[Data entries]
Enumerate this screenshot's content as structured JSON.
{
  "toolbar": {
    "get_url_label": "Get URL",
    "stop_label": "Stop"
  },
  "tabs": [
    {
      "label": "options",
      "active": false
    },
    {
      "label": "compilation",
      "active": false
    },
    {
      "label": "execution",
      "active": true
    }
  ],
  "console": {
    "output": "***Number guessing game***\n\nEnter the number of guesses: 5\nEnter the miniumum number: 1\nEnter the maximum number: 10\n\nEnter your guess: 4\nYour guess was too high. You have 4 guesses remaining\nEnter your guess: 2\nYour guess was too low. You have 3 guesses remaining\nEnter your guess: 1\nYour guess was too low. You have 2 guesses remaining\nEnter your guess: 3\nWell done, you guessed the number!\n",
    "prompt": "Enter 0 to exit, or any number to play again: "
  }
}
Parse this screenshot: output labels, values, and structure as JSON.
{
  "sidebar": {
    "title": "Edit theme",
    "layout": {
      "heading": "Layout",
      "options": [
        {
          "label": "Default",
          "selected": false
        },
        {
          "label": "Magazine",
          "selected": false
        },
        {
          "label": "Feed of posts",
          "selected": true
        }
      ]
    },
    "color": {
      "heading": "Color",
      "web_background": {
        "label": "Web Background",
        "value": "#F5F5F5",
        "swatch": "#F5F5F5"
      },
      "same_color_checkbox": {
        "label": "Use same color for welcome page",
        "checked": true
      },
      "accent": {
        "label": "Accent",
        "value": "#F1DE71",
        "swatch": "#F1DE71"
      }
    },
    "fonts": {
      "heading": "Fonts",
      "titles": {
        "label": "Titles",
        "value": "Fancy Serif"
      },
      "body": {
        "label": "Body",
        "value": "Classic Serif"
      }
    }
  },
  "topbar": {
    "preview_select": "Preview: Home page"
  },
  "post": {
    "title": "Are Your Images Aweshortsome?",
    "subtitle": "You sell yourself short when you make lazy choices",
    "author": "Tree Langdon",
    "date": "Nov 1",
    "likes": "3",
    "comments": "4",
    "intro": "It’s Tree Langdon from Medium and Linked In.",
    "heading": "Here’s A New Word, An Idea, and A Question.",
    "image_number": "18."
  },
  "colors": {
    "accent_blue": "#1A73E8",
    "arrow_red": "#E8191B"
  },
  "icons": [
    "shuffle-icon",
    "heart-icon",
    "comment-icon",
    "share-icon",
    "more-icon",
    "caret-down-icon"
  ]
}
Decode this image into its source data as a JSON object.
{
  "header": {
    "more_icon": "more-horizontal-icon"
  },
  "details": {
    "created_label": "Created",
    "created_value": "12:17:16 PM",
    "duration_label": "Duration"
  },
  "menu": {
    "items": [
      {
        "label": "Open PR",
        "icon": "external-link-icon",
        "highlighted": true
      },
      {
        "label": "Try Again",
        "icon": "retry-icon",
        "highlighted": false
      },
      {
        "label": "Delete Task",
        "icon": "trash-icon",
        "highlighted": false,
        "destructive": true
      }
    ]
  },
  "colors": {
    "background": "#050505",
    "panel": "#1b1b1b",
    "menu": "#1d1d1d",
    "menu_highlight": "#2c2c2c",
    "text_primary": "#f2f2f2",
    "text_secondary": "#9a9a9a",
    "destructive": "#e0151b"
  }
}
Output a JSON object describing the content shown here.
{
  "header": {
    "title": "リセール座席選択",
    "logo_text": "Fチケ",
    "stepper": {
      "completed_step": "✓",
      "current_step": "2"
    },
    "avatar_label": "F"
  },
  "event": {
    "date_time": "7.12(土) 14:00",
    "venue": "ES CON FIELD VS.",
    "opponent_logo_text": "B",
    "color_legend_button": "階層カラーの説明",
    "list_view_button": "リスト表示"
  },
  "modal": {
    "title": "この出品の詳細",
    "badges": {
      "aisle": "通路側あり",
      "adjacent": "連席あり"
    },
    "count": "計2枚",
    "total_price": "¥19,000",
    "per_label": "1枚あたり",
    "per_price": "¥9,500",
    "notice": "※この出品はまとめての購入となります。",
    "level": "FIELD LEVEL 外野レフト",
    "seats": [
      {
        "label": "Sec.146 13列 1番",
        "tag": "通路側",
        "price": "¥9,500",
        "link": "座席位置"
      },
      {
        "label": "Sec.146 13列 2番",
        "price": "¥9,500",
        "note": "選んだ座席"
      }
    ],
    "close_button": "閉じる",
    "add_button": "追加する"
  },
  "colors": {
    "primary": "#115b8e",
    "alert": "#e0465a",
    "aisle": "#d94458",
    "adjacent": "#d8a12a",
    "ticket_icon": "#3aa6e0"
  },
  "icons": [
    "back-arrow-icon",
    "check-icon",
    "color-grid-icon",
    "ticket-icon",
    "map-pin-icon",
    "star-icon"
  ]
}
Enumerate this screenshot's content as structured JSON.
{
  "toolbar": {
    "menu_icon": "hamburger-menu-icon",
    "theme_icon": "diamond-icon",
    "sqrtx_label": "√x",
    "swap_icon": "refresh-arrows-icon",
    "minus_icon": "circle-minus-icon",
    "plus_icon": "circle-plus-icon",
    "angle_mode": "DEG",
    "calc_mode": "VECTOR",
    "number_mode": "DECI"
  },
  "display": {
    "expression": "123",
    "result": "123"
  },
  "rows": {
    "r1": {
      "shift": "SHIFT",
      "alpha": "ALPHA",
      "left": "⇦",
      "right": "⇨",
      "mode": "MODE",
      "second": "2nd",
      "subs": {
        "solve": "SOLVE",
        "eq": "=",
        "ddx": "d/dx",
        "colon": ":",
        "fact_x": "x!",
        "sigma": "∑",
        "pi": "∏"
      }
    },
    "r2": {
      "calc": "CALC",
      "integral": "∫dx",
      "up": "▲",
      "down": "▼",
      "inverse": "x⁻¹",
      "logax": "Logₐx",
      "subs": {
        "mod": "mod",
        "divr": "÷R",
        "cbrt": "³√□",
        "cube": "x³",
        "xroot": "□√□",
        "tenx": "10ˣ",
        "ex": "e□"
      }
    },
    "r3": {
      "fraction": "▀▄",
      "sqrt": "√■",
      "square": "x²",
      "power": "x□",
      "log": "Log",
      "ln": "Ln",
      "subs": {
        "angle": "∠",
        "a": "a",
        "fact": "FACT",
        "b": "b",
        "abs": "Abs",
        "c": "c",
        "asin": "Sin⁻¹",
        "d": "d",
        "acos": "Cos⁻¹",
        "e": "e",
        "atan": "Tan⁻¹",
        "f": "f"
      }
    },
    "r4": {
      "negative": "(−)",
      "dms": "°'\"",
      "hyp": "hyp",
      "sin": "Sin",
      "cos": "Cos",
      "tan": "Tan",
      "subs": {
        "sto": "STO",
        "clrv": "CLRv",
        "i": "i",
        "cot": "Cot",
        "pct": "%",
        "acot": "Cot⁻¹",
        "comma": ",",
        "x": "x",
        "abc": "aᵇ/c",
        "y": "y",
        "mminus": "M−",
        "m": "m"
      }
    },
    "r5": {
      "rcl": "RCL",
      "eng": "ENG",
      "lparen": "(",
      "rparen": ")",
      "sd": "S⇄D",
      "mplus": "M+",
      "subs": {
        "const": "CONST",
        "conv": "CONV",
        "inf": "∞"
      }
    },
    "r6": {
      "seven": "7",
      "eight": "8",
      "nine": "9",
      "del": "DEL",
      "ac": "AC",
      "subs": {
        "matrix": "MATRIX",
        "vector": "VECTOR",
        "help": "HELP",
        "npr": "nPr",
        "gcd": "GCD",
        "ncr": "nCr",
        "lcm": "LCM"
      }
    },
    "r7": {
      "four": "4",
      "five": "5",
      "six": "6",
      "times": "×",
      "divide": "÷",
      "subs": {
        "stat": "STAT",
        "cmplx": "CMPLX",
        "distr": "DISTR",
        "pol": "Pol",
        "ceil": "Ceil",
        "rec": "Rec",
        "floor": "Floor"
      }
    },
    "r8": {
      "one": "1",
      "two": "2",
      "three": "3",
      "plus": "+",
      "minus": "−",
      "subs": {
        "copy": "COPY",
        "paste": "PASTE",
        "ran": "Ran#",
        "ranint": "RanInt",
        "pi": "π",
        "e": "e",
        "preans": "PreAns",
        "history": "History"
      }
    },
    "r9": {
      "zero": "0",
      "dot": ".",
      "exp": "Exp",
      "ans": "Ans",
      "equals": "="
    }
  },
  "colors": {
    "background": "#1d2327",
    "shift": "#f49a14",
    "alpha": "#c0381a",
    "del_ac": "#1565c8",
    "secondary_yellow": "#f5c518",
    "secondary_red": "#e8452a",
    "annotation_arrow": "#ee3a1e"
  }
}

## EXERCISE DETAILS
Every line of the listing that holds "destructive" should be found and copied.

## RIGHT ANSWER
        "destructive": true
    "destructive": "#e0151b"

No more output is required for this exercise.